Quote the records that follow in full and exactly; leave out the pictures.
[Start Data lines]
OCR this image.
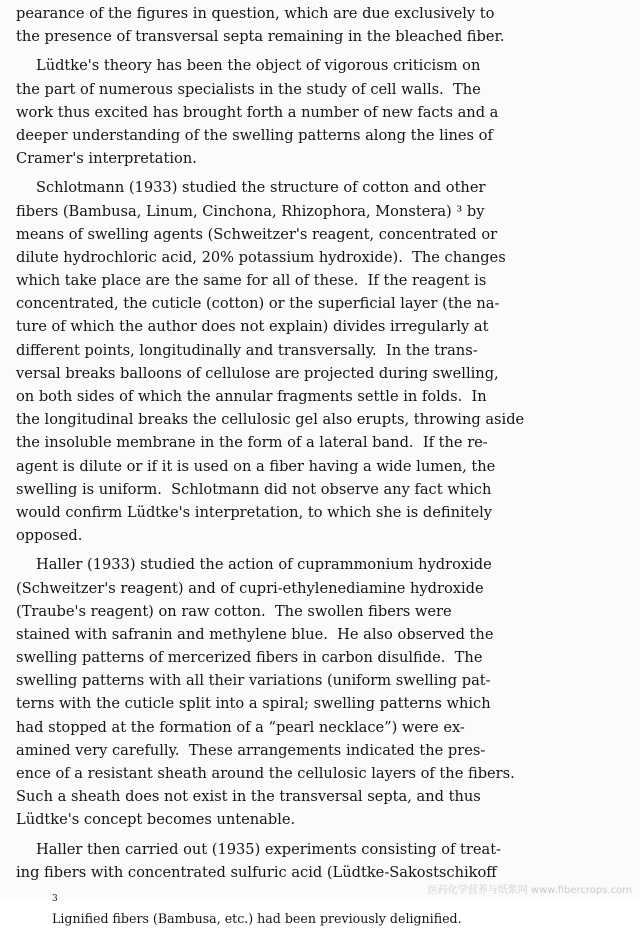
pearance of the figures in question, which are due exclusively to
the presence of transversal septa remaining in the bleached fiber.
Lüdtke's theory has been the object of vigorous criticism on
the part of numerous specialists in the study of cell walls.  The
work thus excited has brought forth a number of new facts and a
deeper understanding of the swelling patterns along the lines of
Cramer's interpretation.
Schlotmann (1933) studied the structure of cotton and other
fibers (Bambusa, Linum, Cinchona, Rhizophora, Monstera) ³ by
means of swelling agents (Schweitzer's reagent, concentrated or
dilute hydrochloric acid, 20% potassium hydroxide).  The changes
which take place are the same for all of these.  If the reagent is
concentrated, the cuticle (cotton) or the superficial layer (the na-
ture of which the author does not explain) divides irregularly at
different points, longitudinally and transversally.  In the trans-
versal breaks balloons of cellulose are projected during swelling,
on both sides of which the annular fragments settle in folds.  In
the longitudinal breaks the cellulosic gel also erupts, throwing aside
the insoluble membrane in the form of a lateral band.  If the re-
agent is dilute or if it is used on a fiber having a wide lumen, the
swelling is uniform.  Schlotmann did not observe any fact which
would confirm Lüdtke's interpretation, to which she is definitely
opposed.
Haller (1933) studied the action of cuprammonium hydroxide
(Schweitzer's reagent) and of cupri-ethylenediamine hydroxide
(Traube's reagent) on raw cotton.  The swollen fibers were
stained with safranin and methylene blue.  He also observed the
swelling patterns of mercerized fibers in carbon disulfide.  The
swelling patterns with all their variations (uniform swelling pat-
terns with the cuticle split into a spiral; swelling patterns which
had stopped at the formation of a “pearl necklace”) were ex-
amined very carefully.  These arrangements indicated the pres-
ence of a resistant sheath around the cellulosic layers of the fibers.
Such a sheath does not exist in the transversal septa, and thus
Lüdtke's concept becomes untenable.
Haller then carried out (1935) experiments consisting of treat-
ing fibers with concentrated sulfuric acid (Lüdtke-Sakostschikoff

$^3$
Lignified fibers (Bambusa, etc.) had been previously delignified.

医药化学营养与纸浆网 www.fibercrops.com
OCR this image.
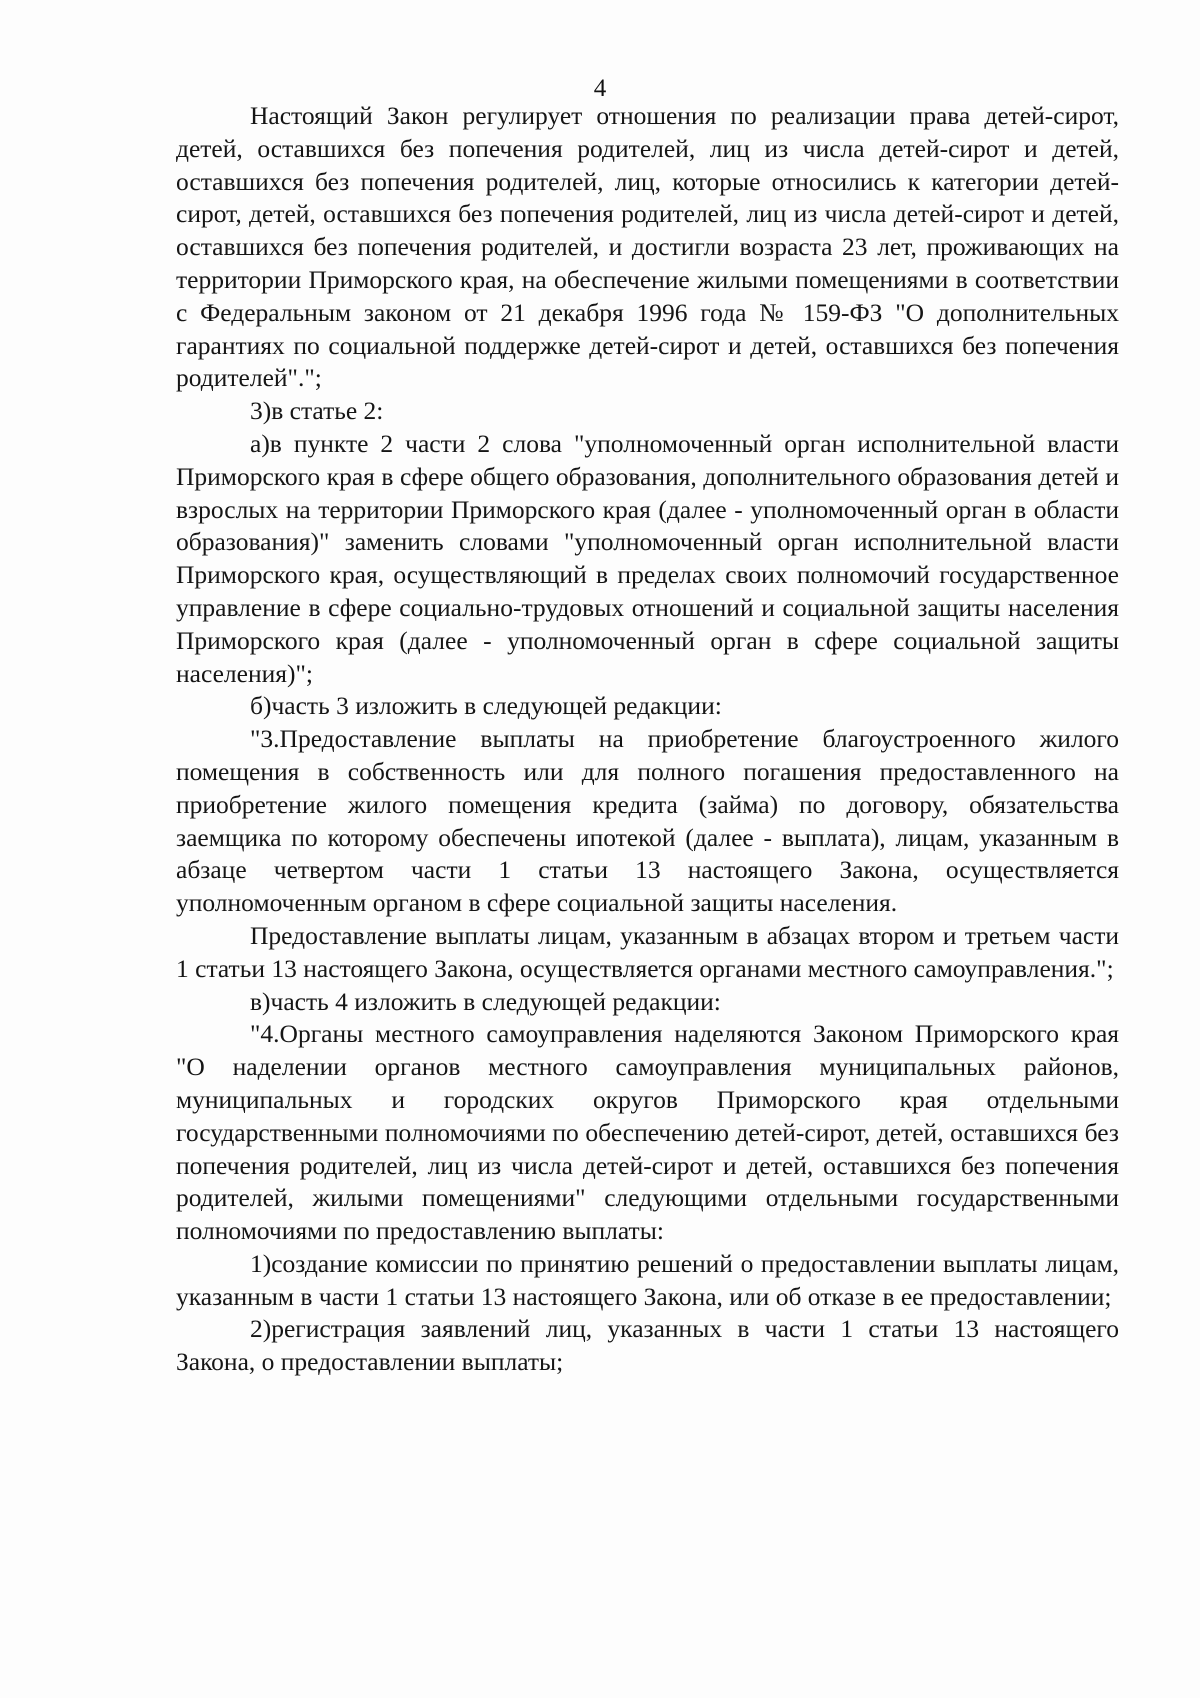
4

Настоящий Закон регулирует отношения по реализации права детей-сирот, детей, оставшихся без попечения родителей, лиц из числа детей-сирот и детей, оставшихся без попечения родителей, лиц, которые относились к категории детей-сирот, детей, оставшихся без попечения родителей, лиц из числа детей-сирот и детей, оставшихся без попечения родителей, и достигли возраста 23 лет, проживающих на территории Приморского края, на обеспечение жилыми помещениями в соответствии с Федеральным законом от 21 декабря 1996 года № 159-ФЗ "О дополнительных гарантиях по социальной поддержке детей-сирот и детей, оставшихся без попечения родителей".";

3)в статье 2:

а)в пункте 2 части 2 слова "уполномоченный орган исполнительной власти Приморского края в сфере общего образования, дополнительного образования детей и взрослых на территории Приморского края (далее - уполномоченный орган в области образования)" заменить словами "уполномоченный орган исполнительной власти Приморского края, осуществляющий в пределах своих полномочий государственное управление в сфере социально-трудовых отношений и социальной защиты населения Приморского края (далее - уполномоченный орган в сфере социальной защиты населения)";

б)часть 3 изложить в следующей редакции:

"3.Предоставление выплаты на приобретение благоустроенного жилого помещения в собственность или для полного погашения предоставленного на приобретение жилого помещения кредита (займа) по договору, обязательства заемщика по которому обеспечены ипотекой (далее - выплата), лицам, указанным в абзаце четвертом части 1 статьи 13 настоящего Закона, осуществляется уполномоченным органом в сфере социальной защиты населения.

Предоставление выплаты лицам, указанным в абзацах втором и третьем части 1 статьи 13 настоящего Закона, осуществляется органами местного самоуправления.";

в)часть 4 изложить в следующей редакции:

"4.Органы местного самоуправления наделяются Законом Приморского края "О наделении органов местного самоуправления муниципальных районов, муниципальных и городских округов Приморского края отдельными государственными полномочиями по обеспечению детей-сирот, детей, оставшихся без попечения родителей, лиц из числа детей-сирот и детей, оставшихся без попечения родителей, жилыми помещениями" следующими отдельными государственными полномочиями по предоставлению выплаты:

1)создание комиссии по принятию решений о предоставлении выплаты лицам, указанным в части 1 статьи 13 настоящего Закона, или об отказе в ее предоставлении;

2)регистрация заявлений лиц, указанных в части 1 статьи 13 настоящего Закона, о предоставлении выплаты;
[End Data lines]
Full solution:
OCR this image.
pearance of the figures in question, which are due exclusively to
the presence of transversal septa remaining in the bleached fiber.
Lüdtke's theory has been the object of vigorous criticism on
the part of numerous specialists in the study of cell walls.  The
work thus excited has brought forth a number of new facts and a
deeper understanding of the swelling patterns along the lines of
Cramer's interpretation.
Schlotmann (1933) studied the structure of cotton and other
fibers (Bambusa, Linum, Cinchona, Rhizophora, Monstera) ³ by
means of swelling agents (Schweitzer's reagent, concentrated or
dilute hydrochloric acid, 20% potassium hydroxide).  The changes
which take place are the same for all of these.  If the reagent is
concentrated, the cuticle (cotton) or the superficial layer (the na-
ture of which the author does not explain) divides irregularly at
different points, longitudinally and transversally.  In the trans-
versal breaks balloons of cellulose are projected during swelling,
on both sides of which the annular fragments settle in folds.  In
the longitudinal breaks the cellulosic gel also erupts, throwing aside
the insoluble membrane in the form of a lateral band.  If the re-
agent is dilute or if it is used on a fiber having a wide lumen, the
swelling is uniform.  Schlotmann did not observe any fact which
would confirm Lüdtke's interpretation, to which she is definitely
opposed.
Haller (1933) studied the action of cuprammonium hydroxide
(Schweitzer's reagent) and of cupri-ethylenediamine hydroxide
(Traube's reagent) on raw cotton.  The swollen fibers were
stained with safranin and methylene blue.  He also observed the
swelling patterns of mercerized fibers in carbon disulfide.  The
swelling patterns with all their variations (uniform swelling pat-
terns with the cuticle split into a spiral; swelling patterns which
had stopped at the formation of a “pearl necklace”) were ex-
amined very carefully.  These arrangements indicated the pres-
ence of a resistant sheath around the cellulosic layers of the fibers.
Such a sheath does not exist in the transversal septa, and thus
Lüdtke's concept becomes untenable.
Haller then carried out (1935) experiments consisting of treat-
ing fibers with concentrated sulfuric acid (Lüdtke-Sakostschikoff

$^3$
Lignified fibers (Bambusa, etc.) had been previously delignified.

医药化学营养与纸浆网 www.fibercrops.com
OCR this image.
4

Настоящий Закон регулирует отношения по реализации права детей-сирот, детей, оставшихся без попечения родителей, лиц из числа детей-сирот и детей, оставшихся без попечения родителей, лиц, которые относились к категории детей-сирот, детей, оставшихся без попечения родителей, лиц из числа детей-сирот и детей, оставшихся без попечения родителей, и достигли возраста 23 лет, проживающих на территории Приморского края, на обеспечение жилыми помещениями в соответствии с Федеральным законом от 21 декабря 1996 года № 159-ФЗ "О дополнительных гарантиях по социальной поддержке детей-сирот и детей, оставшихся без попечения родителей".";

3)в статье 2:

а)в пункте 2 части 2 слова "уполномоченный орган исполнительной власти Приморского края в сфере общего образования, дополнительного образования детей и взрослых на территории Приморского края (далее - уполномоченный орган в области образования)" заменить словами "уполномоченный орган исполнительной власти Приморского края, осуществляющий в пределах своих полномочий государственное управление в сфере социально-трудовых отношений и социальной защиты населения Приморского края (далее - уполномоченный орган в сфере социальной защиты населения)";

б)часть 3 изложить в следующей редакции:

"3.Предоставление выплаты на приобретение благоустроенного жилого помещения в собственность или для полного погашения предоставленного на приобретение жилого помещения кредита (займа) по договору, обязательства заемщика по которому обеспечены ипотекой (далее - выплата), лицам, указанным в абзаце четвертом части 1 статьи 13 настоящего Закона, осуществляется уполномоченным органом в сфере социальной защиты населения.

Предоставление выплаты лицам, указанным в абзацах втором и третьем части 1 статьи 13 настоящего Закона, осуществляется органами местного самоуправления.";

в)часть 4 изложить в следующей редакции:

"4.Органы местного самоуправления наделяются Законом Приморского края "О наделении органов местного самоуправления муниципальных районов, муниципальных и городских округов Приморского края отдельными государственными полномочиями по обеспечению детей-сирот, детей, оставшихся без попечения родителей, лиц из числа детей-сирот и детей, оставшихся без попечения родителей, жилыми помещениями" следующими отдельными государственными полномочиями по предоставлению выплаты:

1)создание комиссии по принятию решений о предоставлении выплаты лицам, указанным в части 1 статьи 13 настоящего Закона, или об отказе в ее предоставлении;

2)регистрация заявлений лиц, указанных в части 1 статьи 13 настоящего Закона, о предоставлении выплаты;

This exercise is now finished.